• **SET EXERCISE**:
Scan the data below for the string "xlabel". Copy every line where it appears.

######

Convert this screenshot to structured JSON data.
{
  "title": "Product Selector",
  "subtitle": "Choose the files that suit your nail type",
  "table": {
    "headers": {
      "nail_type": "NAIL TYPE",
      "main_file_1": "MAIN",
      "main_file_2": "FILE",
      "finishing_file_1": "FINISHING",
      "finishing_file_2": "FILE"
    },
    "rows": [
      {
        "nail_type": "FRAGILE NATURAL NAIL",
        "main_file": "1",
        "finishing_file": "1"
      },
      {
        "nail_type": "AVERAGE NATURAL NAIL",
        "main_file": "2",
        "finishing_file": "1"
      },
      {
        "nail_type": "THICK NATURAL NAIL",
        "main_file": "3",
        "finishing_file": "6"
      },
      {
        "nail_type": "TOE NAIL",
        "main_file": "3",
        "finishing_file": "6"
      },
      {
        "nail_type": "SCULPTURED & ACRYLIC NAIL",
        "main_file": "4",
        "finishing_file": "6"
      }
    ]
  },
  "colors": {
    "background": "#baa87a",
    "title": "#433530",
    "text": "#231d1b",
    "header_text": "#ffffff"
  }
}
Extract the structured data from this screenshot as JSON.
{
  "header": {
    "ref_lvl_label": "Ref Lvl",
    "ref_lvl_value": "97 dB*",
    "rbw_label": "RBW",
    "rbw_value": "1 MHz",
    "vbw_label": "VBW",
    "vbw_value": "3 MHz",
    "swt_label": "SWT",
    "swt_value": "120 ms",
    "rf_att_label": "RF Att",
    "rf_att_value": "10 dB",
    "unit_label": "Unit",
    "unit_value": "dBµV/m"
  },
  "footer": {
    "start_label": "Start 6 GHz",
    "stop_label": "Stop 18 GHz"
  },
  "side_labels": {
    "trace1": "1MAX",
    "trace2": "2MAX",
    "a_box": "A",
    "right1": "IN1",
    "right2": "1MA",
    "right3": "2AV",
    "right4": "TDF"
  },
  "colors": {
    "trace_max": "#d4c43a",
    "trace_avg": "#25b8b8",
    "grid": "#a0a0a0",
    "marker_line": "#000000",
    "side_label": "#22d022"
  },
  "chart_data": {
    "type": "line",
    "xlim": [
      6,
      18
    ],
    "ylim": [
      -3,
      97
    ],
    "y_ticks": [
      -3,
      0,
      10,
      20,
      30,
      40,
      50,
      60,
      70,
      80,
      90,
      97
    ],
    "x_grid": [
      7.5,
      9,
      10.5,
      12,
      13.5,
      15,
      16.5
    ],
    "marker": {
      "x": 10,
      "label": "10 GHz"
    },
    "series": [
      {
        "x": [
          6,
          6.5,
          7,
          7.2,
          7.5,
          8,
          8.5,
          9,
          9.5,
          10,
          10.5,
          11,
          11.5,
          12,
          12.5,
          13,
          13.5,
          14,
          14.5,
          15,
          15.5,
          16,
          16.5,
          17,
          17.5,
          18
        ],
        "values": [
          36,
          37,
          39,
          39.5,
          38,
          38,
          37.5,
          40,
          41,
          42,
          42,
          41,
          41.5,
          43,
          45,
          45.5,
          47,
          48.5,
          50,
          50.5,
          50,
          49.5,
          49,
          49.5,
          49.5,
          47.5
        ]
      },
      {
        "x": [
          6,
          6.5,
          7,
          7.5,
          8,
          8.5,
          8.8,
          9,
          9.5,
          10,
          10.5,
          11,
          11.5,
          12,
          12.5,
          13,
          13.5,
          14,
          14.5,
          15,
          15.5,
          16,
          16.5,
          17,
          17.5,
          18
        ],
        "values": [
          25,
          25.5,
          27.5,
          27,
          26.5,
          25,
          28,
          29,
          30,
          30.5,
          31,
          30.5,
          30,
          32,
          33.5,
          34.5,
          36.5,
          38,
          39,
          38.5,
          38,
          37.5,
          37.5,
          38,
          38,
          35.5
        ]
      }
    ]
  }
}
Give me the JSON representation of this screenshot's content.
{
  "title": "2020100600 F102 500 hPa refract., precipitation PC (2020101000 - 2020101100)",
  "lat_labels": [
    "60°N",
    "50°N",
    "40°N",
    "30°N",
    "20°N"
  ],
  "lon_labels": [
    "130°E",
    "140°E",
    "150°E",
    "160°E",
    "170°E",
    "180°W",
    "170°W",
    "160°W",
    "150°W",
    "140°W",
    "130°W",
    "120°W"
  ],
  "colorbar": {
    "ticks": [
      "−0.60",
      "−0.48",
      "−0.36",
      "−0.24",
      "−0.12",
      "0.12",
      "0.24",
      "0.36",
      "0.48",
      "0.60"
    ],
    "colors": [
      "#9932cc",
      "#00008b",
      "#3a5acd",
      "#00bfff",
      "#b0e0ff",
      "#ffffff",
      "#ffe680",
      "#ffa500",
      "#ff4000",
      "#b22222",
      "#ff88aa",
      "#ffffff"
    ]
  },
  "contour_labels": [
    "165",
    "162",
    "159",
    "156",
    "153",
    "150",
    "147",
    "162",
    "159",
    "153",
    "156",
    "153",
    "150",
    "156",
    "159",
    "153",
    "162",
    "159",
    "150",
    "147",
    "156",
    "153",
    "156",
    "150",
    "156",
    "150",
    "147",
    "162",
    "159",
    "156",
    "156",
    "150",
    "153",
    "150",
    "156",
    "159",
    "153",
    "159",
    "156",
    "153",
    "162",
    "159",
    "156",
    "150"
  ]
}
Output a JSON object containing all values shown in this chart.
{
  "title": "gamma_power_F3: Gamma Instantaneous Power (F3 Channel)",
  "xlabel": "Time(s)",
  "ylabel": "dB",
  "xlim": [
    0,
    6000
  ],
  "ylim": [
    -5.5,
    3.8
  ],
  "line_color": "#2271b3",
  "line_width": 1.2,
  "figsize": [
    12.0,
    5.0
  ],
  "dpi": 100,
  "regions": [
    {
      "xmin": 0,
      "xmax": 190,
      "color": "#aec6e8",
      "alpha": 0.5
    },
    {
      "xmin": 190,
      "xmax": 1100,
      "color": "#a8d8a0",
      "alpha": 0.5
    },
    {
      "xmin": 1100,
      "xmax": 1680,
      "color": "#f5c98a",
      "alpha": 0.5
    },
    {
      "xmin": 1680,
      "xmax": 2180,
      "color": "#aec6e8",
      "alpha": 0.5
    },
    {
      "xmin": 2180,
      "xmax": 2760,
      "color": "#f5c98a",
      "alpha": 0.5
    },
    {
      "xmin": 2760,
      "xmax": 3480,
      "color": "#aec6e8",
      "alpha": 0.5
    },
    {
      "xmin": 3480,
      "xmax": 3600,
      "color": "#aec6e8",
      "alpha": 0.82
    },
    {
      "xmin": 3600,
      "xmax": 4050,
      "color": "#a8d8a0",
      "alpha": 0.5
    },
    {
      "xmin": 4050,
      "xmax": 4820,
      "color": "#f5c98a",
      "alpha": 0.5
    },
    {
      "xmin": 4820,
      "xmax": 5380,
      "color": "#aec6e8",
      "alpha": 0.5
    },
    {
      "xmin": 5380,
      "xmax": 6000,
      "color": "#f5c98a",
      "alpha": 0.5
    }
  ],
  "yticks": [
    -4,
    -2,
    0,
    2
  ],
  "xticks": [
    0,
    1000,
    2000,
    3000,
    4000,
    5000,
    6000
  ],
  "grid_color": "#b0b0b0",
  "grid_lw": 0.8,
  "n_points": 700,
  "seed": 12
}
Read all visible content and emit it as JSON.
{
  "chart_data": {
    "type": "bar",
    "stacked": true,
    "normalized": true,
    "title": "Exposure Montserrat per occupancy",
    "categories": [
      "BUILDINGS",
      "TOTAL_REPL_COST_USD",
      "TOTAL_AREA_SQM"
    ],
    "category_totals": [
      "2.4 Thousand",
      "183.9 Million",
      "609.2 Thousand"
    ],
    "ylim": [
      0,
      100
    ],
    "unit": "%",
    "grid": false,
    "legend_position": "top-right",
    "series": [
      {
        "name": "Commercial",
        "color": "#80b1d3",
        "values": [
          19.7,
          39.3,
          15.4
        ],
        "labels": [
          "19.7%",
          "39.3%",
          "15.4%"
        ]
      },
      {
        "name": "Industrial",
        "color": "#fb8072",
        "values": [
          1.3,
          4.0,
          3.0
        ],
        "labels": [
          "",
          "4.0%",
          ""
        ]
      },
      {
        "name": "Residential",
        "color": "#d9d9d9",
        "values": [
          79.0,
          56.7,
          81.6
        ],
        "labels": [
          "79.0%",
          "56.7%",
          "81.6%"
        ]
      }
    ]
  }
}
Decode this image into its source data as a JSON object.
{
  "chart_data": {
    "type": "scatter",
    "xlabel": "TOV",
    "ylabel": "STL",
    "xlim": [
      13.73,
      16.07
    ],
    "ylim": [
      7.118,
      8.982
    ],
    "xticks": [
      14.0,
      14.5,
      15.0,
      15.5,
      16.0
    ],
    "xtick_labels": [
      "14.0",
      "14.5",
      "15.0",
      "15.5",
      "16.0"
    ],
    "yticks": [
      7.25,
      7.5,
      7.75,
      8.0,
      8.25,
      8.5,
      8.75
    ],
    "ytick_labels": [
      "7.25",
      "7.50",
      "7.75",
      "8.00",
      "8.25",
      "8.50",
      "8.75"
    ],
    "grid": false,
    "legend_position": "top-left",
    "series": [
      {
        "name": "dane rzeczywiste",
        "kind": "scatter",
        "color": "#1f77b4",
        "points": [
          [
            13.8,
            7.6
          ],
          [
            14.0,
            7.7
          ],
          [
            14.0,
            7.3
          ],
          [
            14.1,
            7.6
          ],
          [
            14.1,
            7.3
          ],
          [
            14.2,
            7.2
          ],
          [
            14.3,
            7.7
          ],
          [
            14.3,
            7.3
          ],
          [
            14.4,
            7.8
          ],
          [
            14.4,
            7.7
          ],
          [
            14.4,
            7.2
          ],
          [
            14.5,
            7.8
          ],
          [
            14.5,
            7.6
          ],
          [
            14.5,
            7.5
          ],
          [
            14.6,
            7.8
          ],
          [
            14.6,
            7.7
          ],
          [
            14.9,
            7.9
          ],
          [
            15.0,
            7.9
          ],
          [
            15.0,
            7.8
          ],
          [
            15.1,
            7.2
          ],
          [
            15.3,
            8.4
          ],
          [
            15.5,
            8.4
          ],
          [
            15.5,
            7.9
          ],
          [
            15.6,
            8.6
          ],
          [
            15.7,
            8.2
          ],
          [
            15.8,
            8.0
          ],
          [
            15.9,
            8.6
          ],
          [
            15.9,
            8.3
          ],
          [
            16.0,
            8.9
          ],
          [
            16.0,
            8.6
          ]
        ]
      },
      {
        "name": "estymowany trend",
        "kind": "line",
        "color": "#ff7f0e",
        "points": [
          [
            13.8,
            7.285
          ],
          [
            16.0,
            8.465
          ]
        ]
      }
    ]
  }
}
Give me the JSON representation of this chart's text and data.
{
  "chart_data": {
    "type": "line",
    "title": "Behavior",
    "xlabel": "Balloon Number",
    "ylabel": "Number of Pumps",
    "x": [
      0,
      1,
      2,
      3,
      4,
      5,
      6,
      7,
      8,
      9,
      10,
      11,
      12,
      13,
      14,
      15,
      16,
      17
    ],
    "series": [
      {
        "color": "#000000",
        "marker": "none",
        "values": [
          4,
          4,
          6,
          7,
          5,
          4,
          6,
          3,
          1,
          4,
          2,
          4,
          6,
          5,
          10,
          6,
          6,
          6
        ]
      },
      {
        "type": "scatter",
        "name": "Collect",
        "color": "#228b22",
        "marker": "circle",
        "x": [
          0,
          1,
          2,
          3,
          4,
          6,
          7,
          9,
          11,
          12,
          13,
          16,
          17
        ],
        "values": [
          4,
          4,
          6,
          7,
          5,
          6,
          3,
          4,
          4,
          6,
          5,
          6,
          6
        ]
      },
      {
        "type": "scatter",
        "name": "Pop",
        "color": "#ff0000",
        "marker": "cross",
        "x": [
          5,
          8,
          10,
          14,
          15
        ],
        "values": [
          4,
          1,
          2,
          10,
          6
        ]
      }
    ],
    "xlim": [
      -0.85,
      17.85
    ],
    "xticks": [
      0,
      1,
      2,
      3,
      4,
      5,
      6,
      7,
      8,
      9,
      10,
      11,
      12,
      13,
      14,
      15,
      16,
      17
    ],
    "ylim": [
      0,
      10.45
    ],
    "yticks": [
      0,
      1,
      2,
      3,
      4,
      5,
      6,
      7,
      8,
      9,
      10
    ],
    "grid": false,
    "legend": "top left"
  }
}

######

• **ANSWER TO THE EXERCISE**:
  "xlabel": "Time(s)",
    "xlabel": "TOV",
    "xlabel": "Balloon Number",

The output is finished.